• [Task objective]: Reproduce the lines from the line with "957, 1454, 1014]" up to and including the line with "1575, 1454, 1632]", swapping "对手" for "敌手" and keeping everything else the same.

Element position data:
───
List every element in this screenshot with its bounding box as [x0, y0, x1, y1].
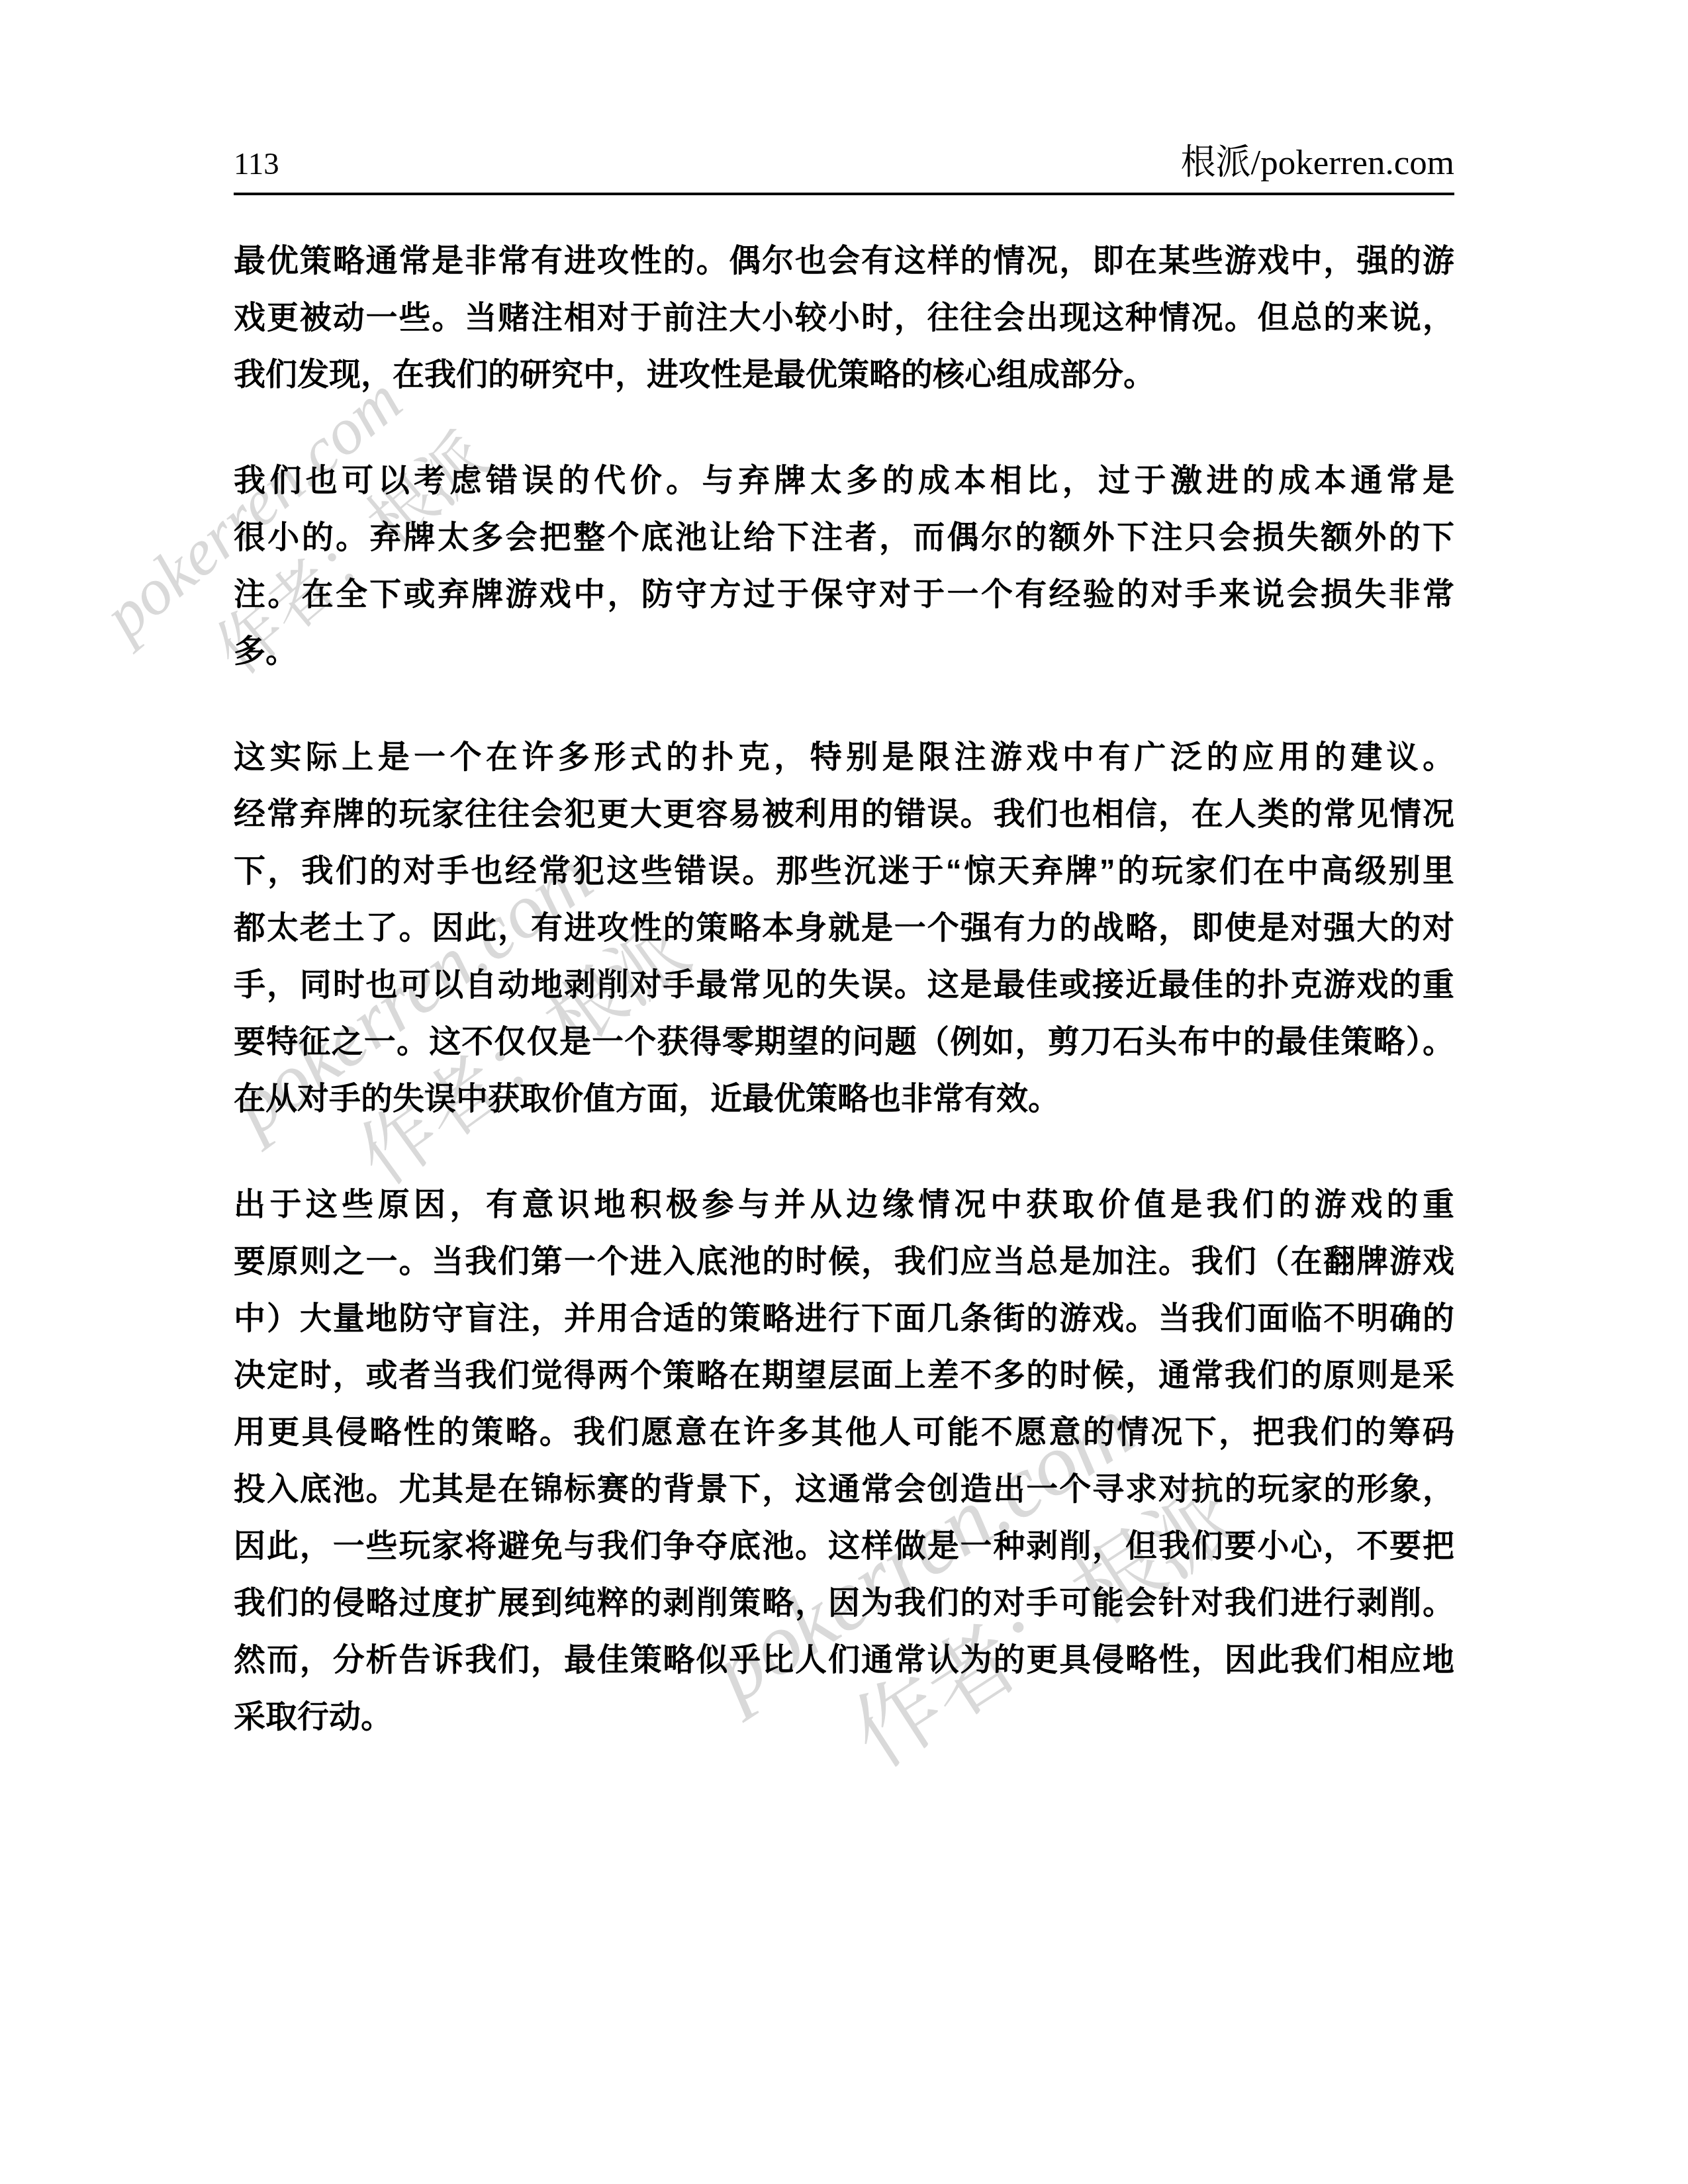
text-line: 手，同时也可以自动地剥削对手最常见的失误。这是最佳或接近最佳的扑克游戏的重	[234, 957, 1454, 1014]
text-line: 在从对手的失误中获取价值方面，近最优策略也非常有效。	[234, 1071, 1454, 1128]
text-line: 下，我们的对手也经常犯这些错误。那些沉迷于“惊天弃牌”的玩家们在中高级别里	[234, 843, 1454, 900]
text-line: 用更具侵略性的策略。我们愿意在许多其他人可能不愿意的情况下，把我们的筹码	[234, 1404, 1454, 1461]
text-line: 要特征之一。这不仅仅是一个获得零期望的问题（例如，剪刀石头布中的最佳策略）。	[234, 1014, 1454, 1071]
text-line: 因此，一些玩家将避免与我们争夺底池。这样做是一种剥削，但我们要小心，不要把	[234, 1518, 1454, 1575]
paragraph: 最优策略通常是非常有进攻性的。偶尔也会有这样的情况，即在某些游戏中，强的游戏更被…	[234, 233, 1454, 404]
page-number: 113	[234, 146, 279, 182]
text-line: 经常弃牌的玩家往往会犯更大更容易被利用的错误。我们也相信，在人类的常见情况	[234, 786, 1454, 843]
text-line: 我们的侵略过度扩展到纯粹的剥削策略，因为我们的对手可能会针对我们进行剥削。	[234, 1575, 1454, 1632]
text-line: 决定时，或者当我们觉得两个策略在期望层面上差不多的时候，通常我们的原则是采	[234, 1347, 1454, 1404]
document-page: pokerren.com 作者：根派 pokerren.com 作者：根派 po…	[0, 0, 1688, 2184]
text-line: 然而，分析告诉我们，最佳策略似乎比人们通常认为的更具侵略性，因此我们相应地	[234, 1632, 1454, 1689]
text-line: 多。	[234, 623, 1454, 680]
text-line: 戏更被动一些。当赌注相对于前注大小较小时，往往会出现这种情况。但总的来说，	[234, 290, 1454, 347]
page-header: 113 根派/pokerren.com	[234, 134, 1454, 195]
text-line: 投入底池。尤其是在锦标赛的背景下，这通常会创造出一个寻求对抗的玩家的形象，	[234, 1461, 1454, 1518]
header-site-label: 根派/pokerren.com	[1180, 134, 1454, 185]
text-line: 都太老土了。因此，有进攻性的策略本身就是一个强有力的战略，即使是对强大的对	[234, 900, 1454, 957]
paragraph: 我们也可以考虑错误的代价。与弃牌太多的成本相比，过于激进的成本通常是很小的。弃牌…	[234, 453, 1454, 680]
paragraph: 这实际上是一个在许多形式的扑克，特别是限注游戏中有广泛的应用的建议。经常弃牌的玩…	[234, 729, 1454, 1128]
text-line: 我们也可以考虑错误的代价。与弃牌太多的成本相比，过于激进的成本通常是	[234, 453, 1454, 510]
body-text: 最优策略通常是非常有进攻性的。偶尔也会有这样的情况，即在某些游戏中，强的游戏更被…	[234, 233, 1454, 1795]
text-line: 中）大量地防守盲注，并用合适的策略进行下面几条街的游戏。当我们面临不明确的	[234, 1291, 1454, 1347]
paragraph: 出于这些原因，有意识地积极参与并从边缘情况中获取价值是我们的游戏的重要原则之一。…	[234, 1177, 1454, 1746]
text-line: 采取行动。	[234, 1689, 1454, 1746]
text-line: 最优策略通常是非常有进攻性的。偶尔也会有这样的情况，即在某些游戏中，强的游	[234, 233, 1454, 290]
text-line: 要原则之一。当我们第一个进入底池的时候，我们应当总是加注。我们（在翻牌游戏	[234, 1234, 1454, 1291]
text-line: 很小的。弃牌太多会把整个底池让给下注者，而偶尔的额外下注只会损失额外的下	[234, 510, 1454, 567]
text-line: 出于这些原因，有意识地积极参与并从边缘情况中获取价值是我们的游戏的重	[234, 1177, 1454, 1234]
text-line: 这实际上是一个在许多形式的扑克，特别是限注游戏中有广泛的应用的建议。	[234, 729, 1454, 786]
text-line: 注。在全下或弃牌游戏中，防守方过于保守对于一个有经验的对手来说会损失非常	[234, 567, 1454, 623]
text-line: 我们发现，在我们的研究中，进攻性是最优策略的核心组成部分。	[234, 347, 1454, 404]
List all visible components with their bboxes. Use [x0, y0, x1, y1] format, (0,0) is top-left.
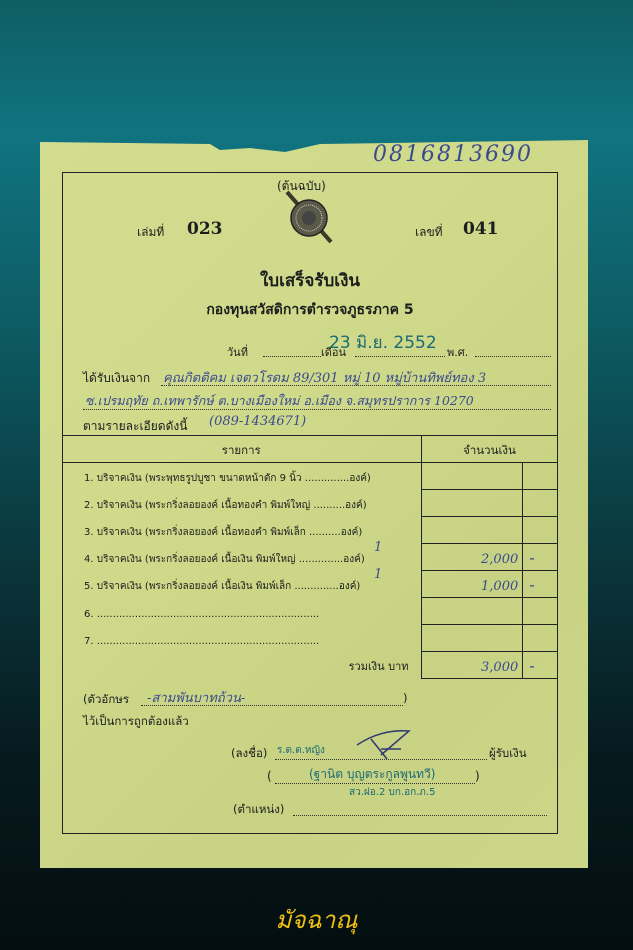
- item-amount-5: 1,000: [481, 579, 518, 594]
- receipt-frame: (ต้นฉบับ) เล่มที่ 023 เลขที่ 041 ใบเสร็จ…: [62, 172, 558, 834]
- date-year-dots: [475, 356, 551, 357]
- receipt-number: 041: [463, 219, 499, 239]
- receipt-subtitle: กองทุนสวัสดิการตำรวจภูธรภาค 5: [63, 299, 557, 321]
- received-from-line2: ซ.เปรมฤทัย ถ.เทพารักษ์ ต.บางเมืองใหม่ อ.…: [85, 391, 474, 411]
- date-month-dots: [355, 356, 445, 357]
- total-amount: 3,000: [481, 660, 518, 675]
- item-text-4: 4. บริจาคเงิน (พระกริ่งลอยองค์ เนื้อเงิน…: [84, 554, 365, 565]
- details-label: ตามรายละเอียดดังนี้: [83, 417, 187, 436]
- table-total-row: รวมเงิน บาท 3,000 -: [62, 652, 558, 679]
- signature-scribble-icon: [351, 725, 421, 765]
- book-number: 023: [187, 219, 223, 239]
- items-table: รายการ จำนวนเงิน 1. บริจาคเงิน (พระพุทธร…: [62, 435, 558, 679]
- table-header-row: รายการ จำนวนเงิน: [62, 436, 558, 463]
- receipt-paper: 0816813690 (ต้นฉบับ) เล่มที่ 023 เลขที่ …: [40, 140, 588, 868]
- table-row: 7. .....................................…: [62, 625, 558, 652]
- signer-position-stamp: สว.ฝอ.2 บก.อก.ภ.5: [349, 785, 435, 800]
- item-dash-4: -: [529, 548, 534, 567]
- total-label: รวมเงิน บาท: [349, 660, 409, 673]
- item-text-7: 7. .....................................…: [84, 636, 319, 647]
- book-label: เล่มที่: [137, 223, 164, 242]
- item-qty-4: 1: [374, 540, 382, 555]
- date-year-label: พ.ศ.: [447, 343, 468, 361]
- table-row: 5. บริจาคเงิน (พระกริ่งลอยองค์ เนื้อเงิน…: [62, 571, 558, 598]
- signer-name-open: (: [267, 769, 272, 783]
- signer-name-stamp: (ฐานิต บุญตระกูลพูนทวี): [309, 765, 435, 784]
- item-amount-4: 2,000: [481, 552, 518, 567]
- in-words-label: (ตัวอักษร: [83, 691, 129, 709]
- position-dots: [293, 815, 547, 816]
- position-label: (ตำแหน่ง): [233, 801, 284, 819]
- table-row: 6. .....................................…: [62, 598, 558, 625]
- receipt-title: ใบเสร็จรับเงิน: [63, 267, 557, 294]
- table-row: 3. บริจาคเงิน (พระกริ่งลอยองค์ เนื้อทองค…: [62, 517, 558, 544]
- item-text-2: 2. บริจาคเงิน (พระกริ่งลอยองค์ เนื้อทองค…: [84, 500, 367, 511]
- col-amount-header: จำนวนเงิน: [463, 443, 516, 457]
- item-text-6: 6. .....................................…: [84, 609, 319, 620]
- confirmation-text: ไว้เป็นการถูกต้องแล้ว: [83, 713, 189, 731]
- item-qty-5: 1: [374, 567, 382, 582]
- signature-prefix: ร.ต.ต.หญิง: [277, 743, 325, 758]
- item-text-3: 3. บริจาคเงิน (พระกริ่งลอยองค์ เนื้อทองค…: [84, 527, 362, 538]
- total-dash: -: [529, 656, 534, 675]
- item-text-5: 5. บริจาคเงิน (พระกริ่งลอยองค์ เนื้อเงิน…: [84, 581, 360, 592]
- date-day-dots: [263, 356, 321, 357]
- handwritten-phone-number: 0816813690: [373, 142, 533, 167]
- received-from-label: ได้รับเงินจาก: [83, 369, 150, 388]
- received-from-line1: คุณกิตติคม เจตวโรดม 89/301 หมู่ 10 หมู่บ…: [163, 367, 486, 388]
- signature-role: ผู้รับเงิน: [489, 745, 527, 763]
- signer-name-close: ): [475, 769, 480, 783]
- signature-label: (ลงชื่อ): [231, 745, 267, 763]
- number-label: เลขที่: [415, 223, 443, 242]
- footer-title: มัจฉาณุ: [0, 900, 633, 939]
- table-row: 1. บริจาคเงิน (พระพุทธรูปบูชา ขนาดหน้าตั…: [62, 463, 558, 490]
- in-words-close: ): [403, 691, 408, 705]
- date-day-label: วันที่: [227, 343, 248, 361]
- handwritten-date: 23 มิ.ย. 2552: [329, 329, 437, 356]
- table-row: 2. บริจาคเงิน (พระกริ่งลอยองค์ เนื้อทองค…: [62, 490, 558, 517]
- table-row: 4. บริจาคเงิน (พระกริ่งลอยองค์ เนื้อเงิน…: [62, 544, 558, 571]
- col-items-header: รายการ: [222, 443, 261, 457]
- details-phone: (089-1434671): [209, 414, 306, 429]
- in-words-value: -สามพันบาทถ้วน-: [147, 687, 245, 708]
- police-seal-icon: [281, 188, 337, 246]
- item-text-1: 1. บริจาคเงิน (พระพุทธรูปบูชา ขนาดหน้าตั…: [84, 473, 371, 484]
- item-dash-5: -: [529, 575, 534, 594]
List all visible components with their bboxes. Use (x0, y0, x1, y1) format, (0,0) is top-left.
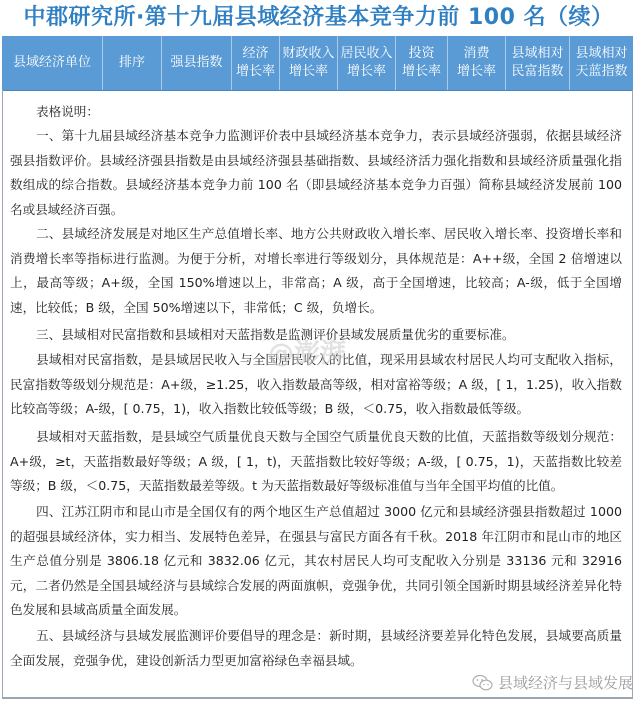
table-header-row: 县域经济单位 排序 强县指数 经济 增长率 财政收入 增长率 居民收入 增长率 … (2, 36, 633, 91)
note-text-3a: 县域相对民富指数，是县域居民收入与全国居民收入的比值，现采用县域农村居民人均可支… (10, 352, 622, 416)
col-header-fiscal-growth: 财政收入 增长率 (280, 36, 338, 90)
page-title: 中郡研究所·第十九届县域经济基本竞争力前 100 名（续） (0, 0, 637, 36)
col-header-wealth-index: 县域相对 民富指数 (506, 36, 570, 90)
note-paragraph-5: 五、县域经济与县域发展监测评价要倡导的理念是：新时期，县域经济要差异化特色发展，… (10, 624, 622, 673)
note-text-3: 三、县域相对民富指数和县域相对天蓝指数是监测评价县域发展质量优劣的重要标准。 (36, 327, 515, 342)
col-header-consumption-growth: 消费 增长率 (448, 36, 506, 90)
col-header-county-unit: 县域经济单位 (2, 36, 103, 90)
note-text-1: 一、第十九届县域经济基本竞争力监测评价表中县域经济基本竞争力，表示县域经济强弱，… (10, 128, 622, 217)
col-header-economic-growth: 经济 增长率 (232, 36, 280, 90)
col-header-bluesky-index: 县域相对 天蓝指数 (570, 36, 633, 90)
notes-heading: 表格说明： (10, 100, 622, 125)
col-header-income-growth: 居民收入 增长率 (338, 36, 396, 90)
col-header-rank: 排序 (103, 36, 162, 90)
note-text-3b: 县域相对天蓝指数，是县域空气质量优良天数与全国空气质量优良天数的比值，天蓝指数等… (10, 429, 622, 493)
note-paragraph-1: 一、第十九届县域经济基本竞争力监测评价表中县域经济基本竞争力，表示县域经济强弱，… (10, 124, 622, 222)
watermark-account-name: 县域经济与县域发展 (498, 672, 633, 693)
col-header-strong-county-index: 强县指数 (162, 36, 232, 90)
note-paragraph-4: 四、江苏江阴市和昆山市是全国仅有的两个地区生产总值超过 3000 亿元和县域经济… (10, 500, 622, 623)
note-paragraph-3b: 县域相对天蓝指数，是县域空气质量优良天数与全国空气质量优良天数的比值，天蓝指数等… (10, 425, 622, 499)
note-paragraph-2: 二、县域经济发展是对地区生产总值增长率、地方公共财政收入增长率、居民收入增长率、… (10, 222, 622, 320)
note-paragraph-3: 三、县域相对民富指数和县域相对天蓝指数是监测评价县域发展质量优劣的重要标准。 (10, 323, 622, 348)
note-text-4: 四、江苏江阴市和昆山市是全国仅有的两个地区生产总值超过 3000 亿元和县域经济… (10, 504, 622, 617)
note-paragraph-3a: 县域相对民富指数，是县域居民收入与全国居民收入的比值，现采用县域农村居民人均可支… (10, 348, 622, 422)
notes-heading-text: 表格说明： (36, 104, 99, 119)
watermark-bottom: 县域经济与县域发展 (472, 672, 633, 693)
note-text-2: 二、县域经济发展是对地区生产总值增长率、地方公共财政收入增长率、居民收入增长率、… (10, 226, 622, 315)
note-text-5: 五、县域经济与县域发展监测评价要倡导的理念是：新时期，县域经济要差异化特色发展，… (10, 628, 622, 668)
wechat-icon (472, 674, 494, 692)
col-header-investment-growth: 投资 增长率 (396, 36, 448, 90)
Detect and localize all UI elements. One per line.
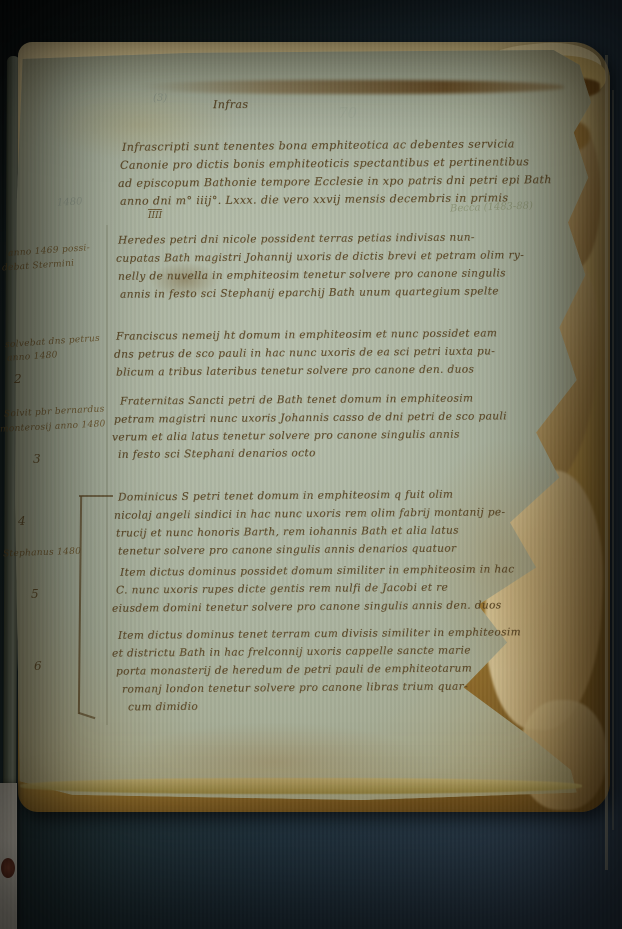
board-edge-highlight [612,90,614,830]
───
• [Task solution]:
text-line: 手，同时也可以自动地剥削敌手最常见的失误。这是最佳或接近最佳的扑克游戏的重	[234, 957, 1454, 1014]
text-line: 在从敌手的失误中获取价值方面，近最优策略也非常有效。	[234, 1071, 1454, 1128]
text-line: 下，我们的敌手也经常犯这些错误。那些沉迷于“惊天弃牌”的玩家们在中高级别里	[234, 843, 1454, 900]
text-line: 用更具侵略性的策略。我们愿意在许多其他人可能不愿意的情况下，把我们的筹码	[234, 1404, 1454, 1461]
text-line: 要特征之一。这不仅仅是一个获得零期望的问题（例如，剪刀石头布中的最佳策略）。	[234, 1014, 1454, 1071]
text-line: 因此，一些玩家将避免与我们争夺底池。这样做是一种剥削，但我们要小心，不要把	[234, 1518, 1454, 1575]
paragraph: 最优策略通常是非常有进攻性的。偶尔也会有这样的情况，即在某些游戏中，强的游戏更被…	[234, 233, 1454, 404]
page-number: 113	[234, 146, 279, 182]
text-line: 经常弃牌的玩家往往会犯更大更容易被利用的错误。我们也相信，在人类的常见情况	[234, 786, 1454, 843]
text-line: 我们的侵略过度扩展到纯粹的剥削策略，因为我们的敌手可能会针对我们进行剥削。	[234, 1575, 1454, 1632]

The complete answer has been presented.